Starting with the line that contains "Transcribe the text in this document.", copy each line exactly through the end of the listing, and omit all pictures.

Extracted data entries
________

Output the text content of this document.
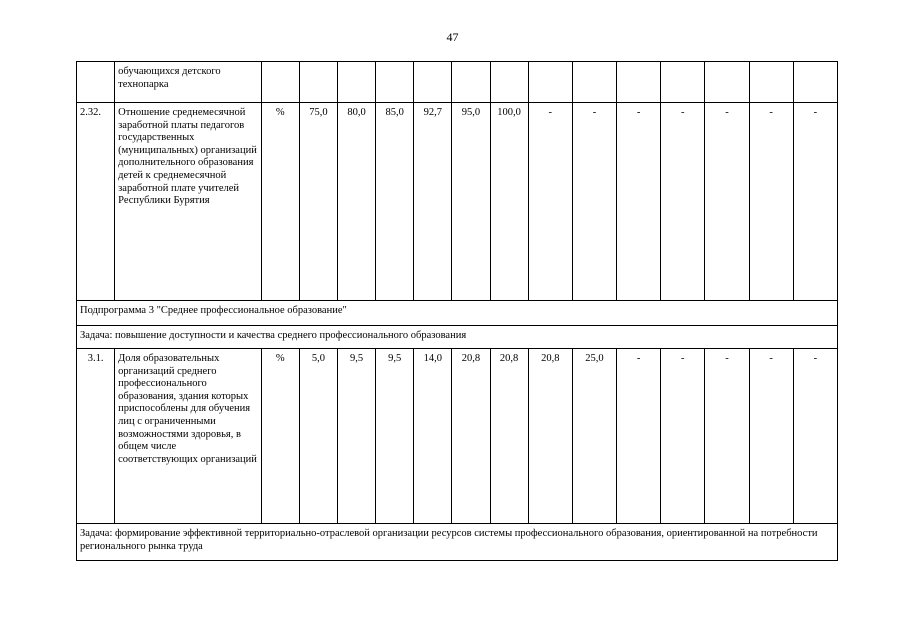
47
	обучающихся детского технопарка														
2.32.	Отношение среднемесячной заработной платы педагогов государственных (муниципальных) организаций дополнительного образования детей к среднемесячной заработной плате учителей Республики Бурятия	%	75,0	80,0	85,0	92,7	95,0	100,0	-	-	-	-	-	-	-
Подпрограмма 3 "Среднее профессиональное образование"															
Задача: повышение доступности и качества среднего профессионального образования															
3.1.	Доля образовательных организаций среднего профессионального образования, здания которых приспособлены для обучения лиц с ограниченными возможностями здоровья, в общем числе соответствующих организаций	%	5,0	9,5	9,5	14,0	20,8	20,8	20,8	25,0	-	-	-	-	-
Задача: формирование эффективной территориально-отраслевой организации ресурсов системы профессионального образования, ориентированной на потребности регионального рынка труда															
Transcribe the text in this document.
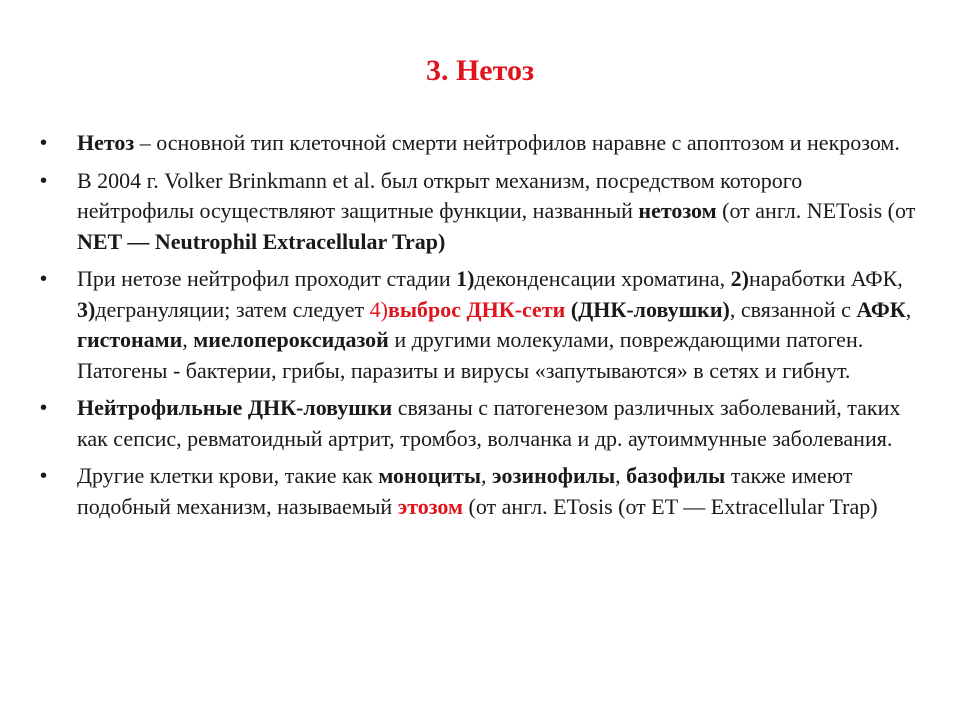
3. Нетоз
• Нетоз – основной тип клеточной смерти нейтрофилов наравне с апоптозом и некрозом.
• В 2004 г. Volker Brinkmann et al. был открыт механизм, посредством которого нейтрофилы осуществляют защитные функции, названный нетозом (от англ. NETosis (от NET — Neutrophil Extracellular Trap)
• При нетозе нейтрофил проходит стадии 1)деконденсации хроматина, 2)наработки АФК, 3)дегрануляции; затем следует 4)выброс ДНК-сети (ДНК-ловушки), связанной с АФК, гистонами, миелопероксидазой и другими молекулами, повреждающими патоген. Патогены - бактерии, грибы, паразиты и вирусы «запутываются» в сетях и гибнут.
• Нейтрофильные ДНК-ловушки связаны с патогенезом различных заболеваний, таких как сепсис, ревматоидный артрит, тромбоз, волчанка и др. аутоиммунные заболевания.
• Другие клетки крови, такие как моноциты, эозинофилы, базофилы также имеют подобный механизм, называемый этозом (от англ. ETosis (от ET — Extracellular Trap)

________

_TASK RESULT_.
Transcribe the text in this document.
3. Нетоз
• Нетоз – основной тип клеточной смерти нейтрофилов наравне с апоптозом и некрозом.
• В 2004 г. Volker Brinkmann et al. был открыт механизм, посредством которого нейтрофилы осуществляют защитные функции, названный нетозом (от англ. NETosis (от NET — Neutrophil Extracellular Trap)
• При нетозе нейтрофил проходит стадии 1)деконденсации хроматина, 2)наработки АФК, 3)дегрануляции; затем следует 4)выброс ДНК-сети (ДНК-ловушки), связанной с АФК, гистонами, миелопероксидазой и другими молекулами, повреждающими патоген. Патогены - бактерии, грибы, паразиты и вирусы «запутываются» в сетях и гибнут.
• Нейтрофильные ДНК-ловушки связаны с патогенезом различных заболеваний, таких как сепсис, ревматоидный артрит, тромбоз, волчанка и др. аутоиммунные заболевания.
• Другие клетки крови, такие как моноциты, эозинофилы, базофилы также имеют подобный механизм, называемый этозом (от англ. ETosis (от ET — Extracellular Trap)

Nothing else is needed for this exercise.